Beneath this sentence is a set of records; write each of them out exactly.

** Start **

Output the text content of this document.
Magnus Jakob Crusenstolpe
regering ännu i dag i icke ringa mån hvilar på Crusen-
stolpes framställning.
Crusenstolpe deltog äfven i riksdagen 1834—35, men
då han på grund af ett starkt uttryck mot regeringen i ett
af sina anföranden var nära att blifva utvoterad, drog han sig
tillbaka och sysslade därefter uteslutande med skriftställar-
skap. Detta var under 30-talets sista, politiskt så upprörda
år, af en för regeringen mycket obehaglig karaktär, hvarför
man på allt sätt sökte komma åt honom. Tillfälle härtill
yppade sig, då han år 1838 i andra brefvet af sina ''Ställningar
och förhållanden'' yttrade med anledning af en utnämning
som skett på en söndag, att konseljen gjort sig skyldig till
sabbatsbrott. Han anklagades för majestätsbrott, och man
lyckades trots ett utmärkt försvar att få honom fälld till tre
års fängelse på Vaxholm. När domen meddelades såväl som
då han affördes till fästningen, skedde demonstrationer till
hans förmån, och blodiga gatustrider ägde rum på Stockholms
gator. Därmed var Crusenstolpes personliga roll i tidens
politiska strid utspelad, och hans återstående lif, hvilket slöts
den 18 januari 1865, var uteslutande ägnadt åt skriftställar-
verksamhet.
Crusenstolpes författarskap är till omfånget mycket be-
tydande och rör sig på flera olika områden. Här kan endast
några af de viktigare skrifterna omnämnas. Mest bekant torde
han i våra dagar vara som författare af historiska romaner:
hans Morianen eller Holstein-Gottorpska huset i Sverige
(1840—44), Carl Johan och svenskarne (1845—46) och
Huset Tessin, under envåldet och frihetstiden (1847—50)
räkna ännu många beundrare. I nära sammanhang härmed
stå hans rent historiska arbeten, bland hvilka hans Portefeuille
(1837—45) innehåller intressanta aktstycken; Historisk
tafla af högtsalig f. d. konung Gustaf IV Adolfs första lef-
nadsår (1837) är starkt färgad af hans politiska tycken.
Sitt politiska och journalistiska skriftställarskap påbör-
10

** End **

» **The reply**:
Output the text content of this document.
Magnus Jakob Crusenstolpe
regering ännu i dag i icke ringa mån hvilar på Crusen-
stolpes framställning.
Crusenstolpe deltog äfven i riksdagen 1834—35, men
då han på grund af ett starkt uttryck mot regeringen i ett
af sina anföranden var nära att blifva utvoterad, drog han sig
tillbaka och sysslade därefter uteslutande med skriftställar-
skap. Detta var under 30-talets sista, politiskt så upprörda
år, af en för regeringen mycket obehaglig karaktär, hvarför
man på allt sätt sökte komma åt honom. Tillfälle härtill
yppade sig, då han år 1838 i andra brefvet af sina ''Ställningar
och förhållanden'' yttrade med anledning af en utnämning
som skett på en söndag, att konseljen gjort sig skyldig till
sabbatsbrott. Han anklagades för majestätsbrott, och man
lyckades trots ett utmärkt försvar att få honom fälld till tre
års fängelse på Vaxholm. När domen meddelades såväl som
då han affördes till fästningen, skedde demonstrationer till
hans förmån, och blodiga gatustrider ägde rum på Stockholms
gator. Därmed var Crusenstolpes personliga roll i tidens
politiska strid utspelad, och hans återstående lif, hvilket slöts
den 18 januari 1865, var uteslutande ägnadt åt skriftställar-
verksamhet.
Crusenstolpes författarskap är till omfånget mycket be-
tydande och rör sig på flera olika områden. Här kan endast
några af de viktigare skrifterna omnämnas. Mest bekant torde
han i våra dagar vara som författare af historiska romaner:
hans Morianen eller Holstein-Gottorpska huset i Sverige
(1840—44), Carl Johan och svenskarne (1845—46) och
Huset Tessin, under envåldet och frihetstiden (1847—50)
räkna ännu många beundrare. I nära sammanhang härmed
stå hans rent historiska arbeten, bland hvilka hans Portefeuille
(1837—45) innehåller intressanta aktstycken; Historisk
tafla af högtsalig f. d. konung Gustaf IV Adolfs första lef-
nadsår (1837) är starkt färgad af hans politiska tycken.
Sitt politiska och journalistiska skriftställarskap påbör-
10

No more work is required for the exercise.